WHAT THIS TASK INVOLVES:
Reproduce the records below in full and without edits, omitting images.
------ EXERCISE MATERIAL
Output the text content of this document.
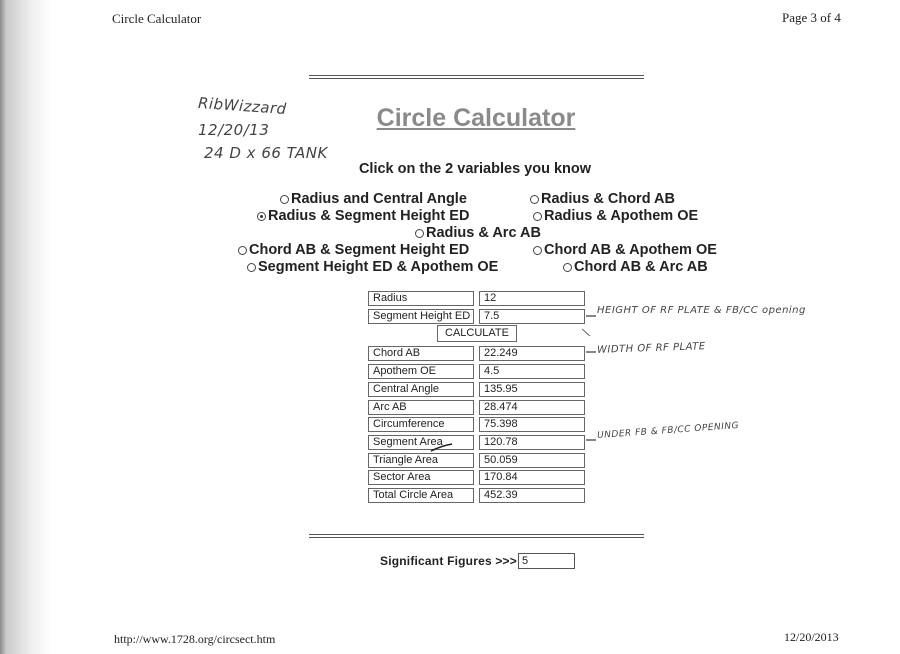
Circle Calculator	Page 3 of 4
RibWizzard
12/20/13
24 D x 66 TANK
Circle Calculator
Click on the 2 variables you know
Radius and Central Angle	Radius & Chord AB
Radius & Segment Height ED	Radius & Apothem OE
Radius & Arc AB
Chord AB & Segment Height ED	Chord AB & Apothem OE
Segment Height ED & Apothem OE	Chord AB & Arc AB
Radius	12
Segment Height ED	7.5
CALCULATE
Chord AB	22.249
Apothem OE	4.5
Central Angle	135.95
Arc AB	28.474
Circumference	75.398
Segment Area	120.78
Triangle Area	50.059
Sector Area	170.84
Total Circle Area	452.39
HEIGHT OF RF PLATE & FB/CC opening
WIDTH OF RF PLATE
UNDER FB & FB/CC OPENING
Significant Figures >>> 5
http://www.1728.org/circsect.htm	12/20/2013
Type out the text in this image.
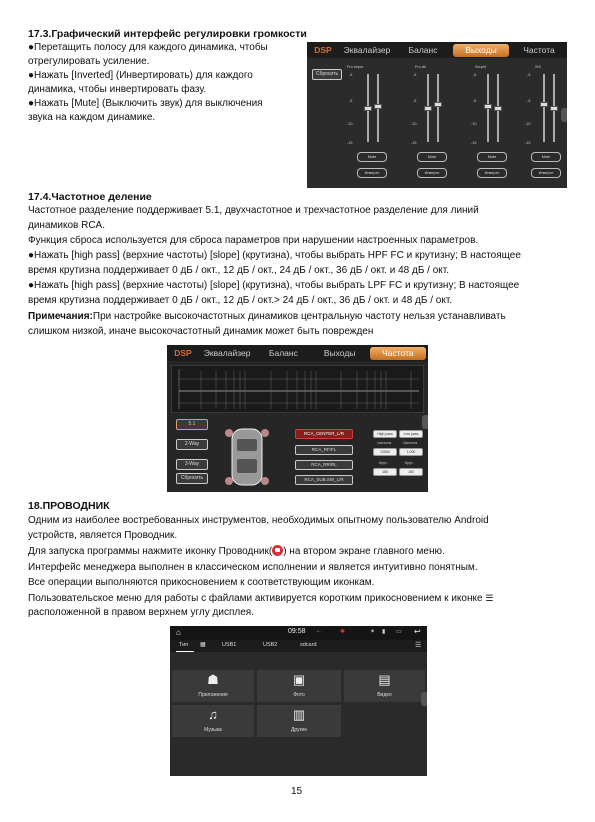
17.3.Графический интерфейс регулировки громкости
●Перетащить полосу для каждого динамика, чтобы
отрегулировать усиление.
●Нажать [Inverted] (Инвертировать) для каждого
динамика, чтобы инвертировать фазу.
●Нажать [Mute] (Выключить звук) для выключения
звука на каждом динамике.
DSP	Эквалайзер	Баланс	Выходы	Частота
Сбросить
Fro.lmpor
-5
-5
-10
-15
Mute
Инвертн
Fro.rth
-5
-5
-10
-15
Mute
Инвертн
Srcpht
-5
-5
-10
-15
Mute
Инвертн
Sril
-5
-5
-10
-15
Mute
Инвертн
17.4.Частотное деление
Частотное разделение поддерживает 5.1, двухчастотное и трехчастотное разделение для линий
динамиков RCA.
Функция сброса используется для сброса параметров при нарушении настроенных параметров.
●Нажать [high pass] (верхние частоты) [slope] (крутизна), чтобы выбрать HPF FC и крутизну; В настоящее
время крутизна поддерживает 0 дБ / окт., 12 дБ / окт., 24 дБ / окт., 36 дБ / окт. и 48 дБ / окт.
●Нажать [high pass] (верхние частоты) [slope] (крутизна), чтобы выбрать LPF FC и крутизну; В настоящее
время крутизна поддерживает 0 дБ / окт., 12 дБ / окт.> 24 дБ / окт., 36 дБ / окт. и 48 дБ / окт.
Примечания:При настройке высокочастотных динамиков центральную частоту нельзя устанавливать
слишком низкой, иначе высокочастотный динамик может быть поврежден
DSP	Эквалайзер	Баланс	Выходы	Частота
5.1
2-Way
3-Way
Сбросить
RCA_CENTER_L/R
RCA_RF/FL
RCA_RR/RL
RCA_SUB.SW_L/R
High pass	Low pass
Частота	Частота
12500	1,000
Крут.	Крут.
180	180
18.ПРОВОДНИК
Одним из наиболее востребованных инструментов, необходимых опытному пользователю Android
устройств, является Проводник.
Для запуска программы нажмите иконку Проводник( ) на втором экране главного меню.
Интерфейс менеджера выполнен в классическом исполнении и является интуитивно понятным.
Все операции выполняются прикосновением к соответствующим иконкам.
Пользовательское меню для работы с файлами активируется коротким прикосновением к иконке ☰
расположенной в правом верхнем углу дисплея.
⌂	09:58 ←	✱	✶ ▮ ▭ ↩
Тип ▦	USB1	USB2	sdcard	☰
☗
Приложения
▣
Фото
▤
Видео
♫
Музыка
▥
Другие
15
------------
SOLUTION FOR THIS EXERCISE:
Output the text content of this document.
Circle Calculator	Page 3 of 4
RibWizzard
12/20/13
24 D x 66 TANK
Circle Calculator
Click on the 2 variables you know
Radius and Central Angle	Radius & Chord AB
Radius & Segment Height ED	Radius & Apothem OE
Radius & Arc AB
Chord AB & Segment Height ED	Chord AB & Apothem OE
Segment Height ED & Apothem OE	Chord AB & Arc AB
Radius	12
Segment Height ED	7.5
CALCULATE
Chord AB	22.249
Apothem OE	4.5
Central Angle	135.95
Arc AB	28.474
Circumference	75.398
Segment Area	120.78
Triangle Area	50.059
Sector Area	170.84
Total Circle Area	452.39
HEIGHT OF RF PLATE & FB/CC opening
WIDTH OF RF PLATE
UNDER FB & FB/CC OPENING
Significant Figures >>> 5
http://www.1728.org/circsect.htm	12/20/2013
Type out the text in this image.
17.3.Графический интерфейс регулировки громкости
●Перетащить полосу для каждого динамика, чтобы
отрегулировать усиление.
●Нажать [Inverted] (Инвертировать) для каждого
динамика, чтобы инвертировать фазу.
●Нажать [Mute] (Выключить звук) для выключения
звука на каждом динамике.
DSP	Эквалайзер	Баланс	Выходы	Частота
Сбросить
Fro.lmpor
-5
-5
-10
-15
Mute
Инвертн
Fro.rth
-5
-5
-10
-15
Mute
Инвертн
Srcpht
-5
-5
-10
-15
Mute
Инвертн
Sril
-5
-5
-10
-15
Mute
Инвертн
17.4.Частотное деление
Частотное разделение поддерживает 5.1, двухчастотное и трехчастотное разделение для линий
динамиков RCA.
Функция сброса используется для сброса параметров при нарушении настроенных параметров.
●Нажать [high pass] (верхние частоты) [slope] (крутизна), чтобы выбрать HPF FC и крутизну; В настоящее
время крутизна поддерживает 0 дБ / окт., 12 дБ / окт., 24 дБ / окт., 36 дБ / окт. и 48 дБ / окт.
●Нажать [high pass] (верхние частоты) [slope] (крутизна), чтобы выбрать LPF FC и крутизну; В настоящее
время крутизна поддерживает 0 дБ / окт., 12 дБ / окт.> 24 дБ / окт., 36 дБ / окт. и 48 дБ / окт.
Примечания:При настройке высокочастотных динамиков центральную частоту нельзя устанавливать
слишком низкой, иначе высокочастотный динамик может быть поврежден
DSP	Эквалайзер	Баланс	Выходы	Частота
5.1
2-Way
3-Way
Сбросить
RCA_CENTER_L/R
RCA_RF/FL
RCA_RR/RL
RCA_SUB.SW_L/R
High pass	Low pass
Частота	Частота
12500	1,000
Крут.	Крут.
180	180
18.ПРОВОДНИК
Одним из наиболее востребованных инструментов, необходимых опытному пользователю Android
устройств, является Проводник.
Для запуска программы нажмите иконку Проводник( ) на втором экране главного меню.
Интерфейс менеджера выполнен в классическом исполнении и является интуитивно понятным.
Все операции выполняются прикосновением к соответствующим иконкам.
Пользовательское меню для работы с файлами активируется коротким прикосновением к иконке ☰
расположенной в правом верхнем углу дисплея.
⌂	09:58 ←	✱	✶ ▮ ▭ ↩
Тип ▦	USB1	USB2	sdcard	☰
☗
Приложения
▣
Фото
▤
Видео
♫
Музыка
▥
Другие
15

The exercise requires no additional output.